Work to be completed =
Copy out the material below in full, but not its images.

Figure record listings
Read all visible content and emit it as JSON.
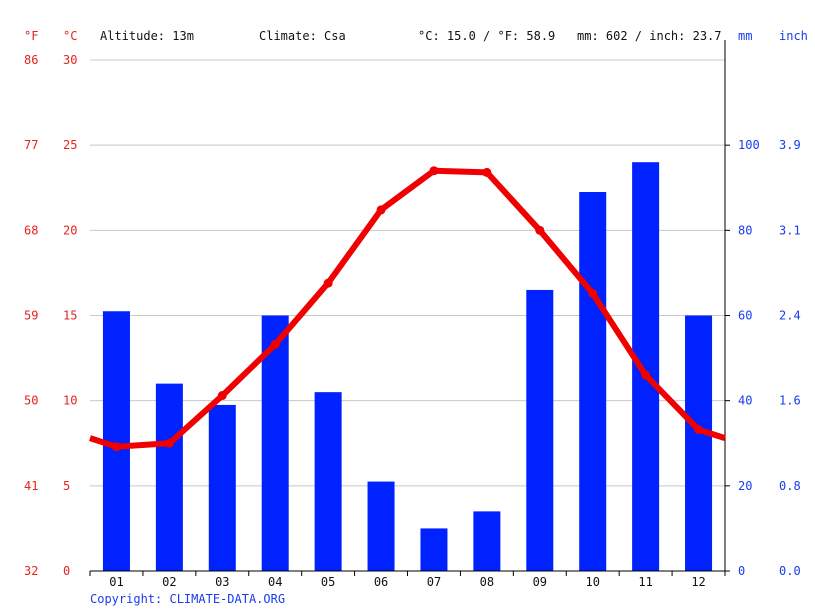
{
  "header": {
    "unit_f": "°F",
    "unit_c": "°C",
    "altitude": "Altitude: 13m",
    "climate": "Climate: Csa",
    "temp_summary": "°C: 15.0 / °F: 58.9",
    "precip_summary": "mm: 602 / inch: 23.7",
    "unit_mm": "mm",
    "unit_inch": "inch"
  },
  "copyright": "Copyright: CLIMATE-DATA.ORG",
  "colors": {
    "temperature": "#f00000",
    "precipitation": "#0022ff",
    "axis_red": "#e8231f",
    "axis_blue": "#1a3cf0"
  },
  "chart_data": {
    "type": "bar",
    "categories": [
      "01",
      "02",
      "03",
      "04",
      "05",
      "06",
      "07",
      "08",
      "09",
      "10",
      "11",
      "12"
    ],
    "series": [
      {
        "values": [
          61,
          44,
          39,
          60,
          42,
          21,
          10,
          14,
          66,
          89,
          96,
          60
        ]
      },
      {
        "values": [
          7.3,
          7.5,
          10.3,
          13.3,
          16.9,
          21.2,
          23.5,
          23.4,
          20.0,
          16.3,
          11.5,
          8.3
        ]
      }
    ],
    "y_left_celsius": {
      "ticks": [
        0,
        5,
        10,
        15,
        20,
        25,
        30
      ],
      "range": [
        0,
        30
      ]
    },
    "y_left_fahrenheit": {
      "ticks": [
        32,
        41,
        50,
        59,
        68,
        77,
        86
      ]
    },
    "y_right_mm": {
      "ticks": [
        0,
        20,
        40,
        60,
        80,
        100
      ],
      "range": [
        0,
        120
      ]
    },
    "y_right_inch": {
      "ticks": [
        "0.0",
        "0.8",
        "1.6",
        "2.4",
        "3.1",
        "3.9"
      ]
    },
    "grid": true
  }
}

Task output =
Read all visible content and emit it as JSON.
{
  "header": {
    "unit_f": "°F",
    "unit_c": "°C",
    "altitude": "Altitude: 13m",
    "climate": "Climate: Csa",
    "temp_summary": "°C: 15.0 / °F: 58.9",
    "precip_summary": "mm: 602 / inch: 23.7",
    "unit_mm": "mm",
    "unit_inch": "inch"
  },
  "copyright": "Copyright: CLIMATE-DATA.ORG",
  "colors": {
    "temperature": "#f00000",
    "precipitation": "#0022ff",
    "axis_red": "#e8231f",
    "axis_blue": "#1a3cf0"
  },
  "chart_data": {
    "type": "bar",
    "categories": [
      "01",
      "02",
      "03",
      "04",
      "05",
      "06",
      "07",
      "08",
      "09",
      "10",
      "11",
      "12"
    ],
    "series": [
      {
        "values": [
          61,
          44,
          39,
          60,
          42,
          21,
          10,
          14,
          66,
          89,
          96,
          60
        ]
      },
      {
        "values": [
          7.3,
          7.5,
          10.3,
          13.3,
          16.9,
          21.2,
          23.5,
          23.4,
          20.0,
          16.3,
          11.5,
          8.3
        ]
      }
    ],
    "y_left_celsius": {
      "ticks": [
        0,
        5,
        10,
        15,
        20,
        25,
        30
      ],
      "range": [
        0,
        30
      ]
    },
    "y_left_fahrenheit": {
      "ticks": [
        32,
        41,
        50,
        59,
        68,
        77,
        86
      ]
    },
    "y_right_mm": {
      "ticks": [
        0,
        20,
        40,
        60,
        80,
        100
      ],
      "range": [
        0,
        120
      ]
    },
    "y_right_inch": {
      "ticks": [
        "0.0",
        "0.8",
        "1.6",
        "2.4",
        "3.1",
        "3.9"
      ]
    },
    "grid": true
  }
}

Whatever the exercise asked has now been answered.